◆ Task to carry out:
Return the listing below word for word.

◆ Extracted records:
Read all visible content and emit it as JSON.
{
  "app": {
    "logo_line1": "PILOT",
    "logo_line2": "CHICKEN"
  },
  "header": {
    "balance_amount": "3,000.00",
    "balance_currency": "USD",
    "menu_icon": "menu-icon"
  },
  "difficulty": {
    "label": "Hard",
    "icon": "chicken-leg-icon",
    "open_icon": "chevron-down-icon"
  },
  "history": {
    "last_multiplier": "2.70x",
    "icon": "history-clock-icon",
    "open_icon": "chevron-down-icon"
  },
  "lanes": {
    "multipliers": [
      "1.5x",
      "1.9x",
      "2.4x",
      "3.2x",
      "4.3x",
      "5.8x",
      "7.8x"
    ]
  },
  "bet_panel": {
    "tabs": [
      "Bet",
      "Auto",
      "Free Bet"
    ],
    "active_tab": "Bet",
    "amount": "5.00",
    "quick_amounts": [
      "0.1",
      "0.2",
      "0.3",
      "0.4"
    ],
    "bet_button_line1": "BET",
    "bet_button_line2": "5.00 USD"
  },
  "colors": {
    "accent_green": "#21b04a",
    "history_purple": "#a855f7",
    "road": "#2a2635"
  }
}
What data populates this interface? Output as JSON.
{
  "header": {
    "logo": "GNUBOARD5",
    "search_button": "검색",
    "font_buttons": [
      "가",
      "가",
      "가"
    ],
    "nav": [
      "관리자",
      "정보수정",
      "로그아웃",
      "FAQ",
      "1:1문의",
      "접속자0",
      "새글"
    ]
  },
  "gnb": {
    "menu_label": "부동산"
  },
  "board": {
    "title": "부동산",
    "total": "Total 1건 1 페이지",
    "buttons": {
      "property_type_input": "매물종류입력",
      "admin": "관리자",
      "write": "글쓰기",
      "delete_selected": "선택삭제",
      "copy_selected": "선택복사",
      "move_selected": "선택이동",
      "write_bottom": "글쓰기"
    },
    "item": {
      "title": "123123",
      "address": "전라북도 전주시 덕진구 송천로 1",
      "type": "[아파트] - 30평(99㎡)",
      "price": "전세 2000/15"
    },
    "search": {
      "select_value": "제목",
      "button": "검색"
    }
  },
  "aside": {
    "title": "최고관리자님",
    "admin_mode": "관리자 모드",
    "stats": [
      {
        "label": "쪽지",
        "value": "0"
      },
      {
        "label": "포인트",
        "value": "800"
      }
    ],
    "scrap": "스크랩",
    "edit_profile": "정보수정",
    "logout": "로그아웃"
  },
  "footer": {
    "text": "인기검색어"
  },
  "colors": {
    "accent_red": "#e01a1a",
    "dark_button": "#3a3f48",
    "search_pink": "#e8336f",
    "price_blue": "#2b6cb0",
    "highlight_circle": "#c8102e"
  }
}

◆ Result of the task:
Read all visible content and emit it as JSON.
{
  "app": {
    "logo_line1": "PILOT",
    "logo_line2": "CHICKEN"
  },
  "header": {
    "balance_amount": "3,000.00",
    "balance_currency": "USD",
    "menu_icon": "menu-icon"
  },
  "difficulty": {
    "label": "Hard",
    "icon": "chicken-leg-icon",
    "open_icon": "chevron-down-icon"
  },
  "history": {
    "last_multiplier": "2.70x",
    "icon": "history-clock-icon",
    "open_icon": "chevron-down-icon"
  },
  "lanes": {
    "multipliers": [
      "1.5x",
      "1.9x",
      "2.4x",
      "3.2x",
      "4.3x",
      "5.8x",
      "7.8x"
    ]
  },
  "bet_panel": {
    "tabs": [
      "Bet",
      "Auto",
      "Free Bet"
    ],
    "active_tab": "Bet",
    "amount": "5.00",
    "quick_amounts": [
      "0.1",
      "0.2",
      "0.3",
      "0.4"
    ],
    "bet_button_line1": "BET",
    "bet_button_line2": "5.00 USD"
  },
  "colors": {
    "accent_green": "#21b04a",
    "history_purple": "#a855f7",
    "road": "#2a2635"
  }
}
What data populates this interface? Output as JSON.
{
  "header": {
    "logo": "GNUBOARD5",
    "search_button": "검색",
    "font_buttons": [
      "가",
      "가",
      "가"
    ],
    "nav": [
      "관리자",
      "정보수정",
      "로그아웃",
      "FAQ",
      "1:1문의",
      "접속자0",
      "새글"
    ]
  },
  "gnb": {
    "menu_label": "부동산"
  },
  "board": {
    "title": "부동산",
    "total": "Total 1건 1 페이지",
    "buttons": {
      "property_type_input": "매물종류입력",
      "admin": "관리자",
      "write": "글쓰기",
      "delete_selected": "선택삭제",
      "copy_selected": "선택복사",
      "move_selected": "선택이동",
      "write_bottom": "글쓰기"
    },
    "item": {
      "title": "123123",
      "address": "전라북도 전주시 덕진구 송천로 1",
      "type": "[아파트] - 30평(99㎡)",
      "price": "전세 2000/15"
    },
    "search": {
      "select_value": "제목",
      "button": "검색"
    }
  },
  "aside": {
    "title": "최고관리자님",
    "admin_mode": "관리자 모드",
    "stats": [
      {
        "label": "쪽지",
        "value": "0"
      },
      {
        "label": "포인트",
        "value": "800"
      }
    ],
    "scrap": "스크랩",
    "edit_profile": "정보수정",
    "logout": "로그아웃"
  },
  "footer": {
    "text": "인기검색어"
  },
  "colors": {
    "accent_red": "#e01a1a",
    "dark_button": "#3a3f48",
    "search_pink": "#e8336f",
    "price_blue": "#2b6cb0",
    "highlight_circle": "#c8102e"
  }
}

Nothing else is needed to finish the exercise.